* TASK DIRECTIONS
Answer these questions from the text on the Presence sculpture:
(a) At which event was the original Presence installation shown?
(b) What powered the pose estimation used in the MakerFaire version?
(c) What did children move instead of their eyes when trying to control the sculpture?
··· TEXT SECTION
Presence at the MakerFaire was a modification of the existing Presence kinetic scultpure to use pose estimation powered by PoseNet as a form of gestural control. It was presented at the 2018 Makerfaire, where its inaccuracies brought out entertaining behaviors from the viewers.
Background: for my final project for Intro to Physical Computing and Design for Digital Fabrication at ITP, I created Presence, a kinetic sculpture that moved in the direction of a viewers gaze. It used a gaze detection convolutional neaural network to estimate gaze position for a single user. I showed this installation at the 2017 ITP Winter Show.
I observed users interacting with the project and noticed they had difficulty understanding how to control the structure with their gaze. They needed specific instructions and often coaching. Without any instruction, the most natural instinct for people was to go up and wave their arms or move in front of it. Children were the most telling - they would move rotate their faces and heads left and right instead of their eyes, which would prevent it from working at all because for the gaze detection to work the front of the face must be visible to the camera.
Fast-forward to fall of 2018, I submitted and was accepted to show this installation at the 2018 MakerFaire. I then realized it would be great to try out using gestures from human poses as control, as this from my observations this fit in more naturally to how users expect to interact with something like this.
······
··· EXCERPTED RECORDS
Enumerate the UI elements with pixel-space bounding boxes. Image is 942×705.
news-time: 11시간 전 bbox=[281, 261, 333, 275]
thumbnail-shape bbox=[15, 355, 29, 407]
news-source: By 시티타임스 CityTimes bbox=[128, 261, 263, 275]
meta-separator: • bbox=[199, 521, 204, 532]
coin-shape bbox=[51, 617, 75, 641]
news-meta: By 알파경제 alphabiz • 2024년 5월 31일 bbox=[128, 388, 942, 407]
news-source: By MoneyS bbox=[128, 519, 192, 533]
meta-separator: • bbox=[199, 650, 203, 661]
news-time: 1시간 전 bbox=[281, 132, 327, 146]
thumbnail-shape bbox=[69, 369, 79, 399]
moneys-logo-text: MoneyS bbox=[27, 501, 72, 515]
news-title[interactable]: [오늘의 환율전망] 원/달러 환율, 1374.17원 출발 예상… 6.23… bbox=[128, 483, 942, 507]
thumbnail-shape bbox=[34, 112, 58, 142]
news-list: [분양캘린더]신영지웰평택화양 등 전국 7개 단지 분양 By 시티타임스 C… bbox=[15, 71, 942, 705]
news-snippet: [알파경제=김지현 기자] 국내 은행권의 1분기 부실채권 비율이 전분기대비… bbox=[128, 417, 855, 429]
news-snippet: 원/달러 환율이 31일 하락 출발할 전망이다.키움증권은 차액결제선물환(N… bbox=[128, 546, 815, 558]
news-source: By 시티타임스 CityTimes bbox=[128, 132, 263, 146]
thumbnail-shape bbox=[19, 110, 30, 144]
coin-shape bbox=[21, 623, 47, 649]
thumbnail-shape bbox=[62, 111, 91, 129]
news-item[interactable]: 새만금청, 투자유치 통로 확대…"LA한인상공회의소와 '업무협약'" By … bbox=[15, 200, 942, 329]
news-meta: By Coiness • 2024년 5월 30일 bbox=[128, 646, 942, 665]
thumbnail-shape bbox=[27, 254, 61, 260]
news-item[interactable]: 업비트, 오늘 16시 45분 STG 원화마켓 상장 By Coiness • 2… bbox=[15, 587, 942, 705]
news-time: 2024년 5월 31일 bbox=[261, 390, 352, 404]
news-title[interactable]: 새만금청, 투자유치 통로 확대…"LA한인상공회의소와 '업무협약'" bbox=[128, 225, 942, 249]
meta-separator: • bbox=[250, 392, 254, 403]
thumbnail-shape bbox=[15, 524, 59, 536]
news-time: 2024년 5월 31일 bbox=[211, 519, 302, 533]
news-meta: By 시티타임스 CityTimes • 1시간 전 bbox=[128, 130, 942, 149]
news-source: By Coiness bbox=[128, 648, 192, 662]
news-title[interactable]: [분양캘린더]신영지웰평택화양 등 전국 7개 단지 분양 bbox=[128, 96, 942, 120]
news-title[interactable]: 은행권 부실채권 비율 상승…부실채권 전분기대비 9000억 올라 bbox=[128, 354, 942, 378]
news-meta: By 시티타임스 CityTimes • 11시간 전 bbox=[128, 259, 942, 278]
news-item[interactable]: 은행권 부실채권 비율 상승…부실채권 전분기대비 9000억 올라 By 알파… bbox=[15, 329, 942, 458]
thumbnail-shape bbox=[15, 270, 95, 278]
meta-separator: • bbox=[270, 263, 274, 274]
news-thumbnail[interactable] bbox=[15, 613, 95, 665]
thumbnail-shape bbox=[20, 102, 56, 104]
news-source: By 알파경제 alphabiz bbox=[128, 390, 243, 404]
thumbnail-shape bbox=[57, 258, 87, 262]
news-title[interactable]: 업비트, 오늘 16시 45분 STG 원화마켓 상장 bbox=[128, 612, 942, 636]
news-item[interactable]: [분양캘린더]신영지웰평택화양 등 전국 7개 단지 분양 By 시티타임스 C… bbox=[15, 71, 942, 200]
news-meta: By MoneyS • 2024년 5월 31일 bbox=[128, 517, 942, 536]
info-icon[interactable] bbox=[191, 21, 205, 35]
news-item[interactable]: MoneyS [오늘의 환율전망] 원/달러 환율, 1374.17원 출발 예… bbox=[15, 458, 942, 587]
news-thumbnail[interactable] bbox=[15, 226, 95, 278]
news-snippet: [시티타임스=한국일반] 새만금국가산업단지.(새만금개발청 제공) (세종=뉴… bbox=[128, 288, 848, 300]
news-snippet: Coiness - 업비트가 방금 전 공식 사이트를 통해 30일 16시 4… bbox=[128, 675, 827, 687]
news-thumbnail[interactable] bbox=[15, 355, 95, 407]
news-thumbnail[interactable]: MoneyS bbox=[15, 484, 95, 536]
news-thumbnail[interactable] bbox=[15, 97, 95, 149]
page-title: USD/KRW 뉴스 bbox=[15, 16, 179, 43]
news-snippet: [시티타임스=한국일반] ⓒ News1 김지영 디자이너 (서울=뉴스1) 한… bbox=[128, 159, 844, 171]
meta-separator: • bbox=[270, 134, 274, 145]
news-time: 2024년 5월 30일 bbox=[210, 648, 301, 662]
······
* YOUR RESPONSE
(a) The 2017 ITP Winter Show.
(b) PoseNet.
(c) Their faces and heads, rotating them left and right.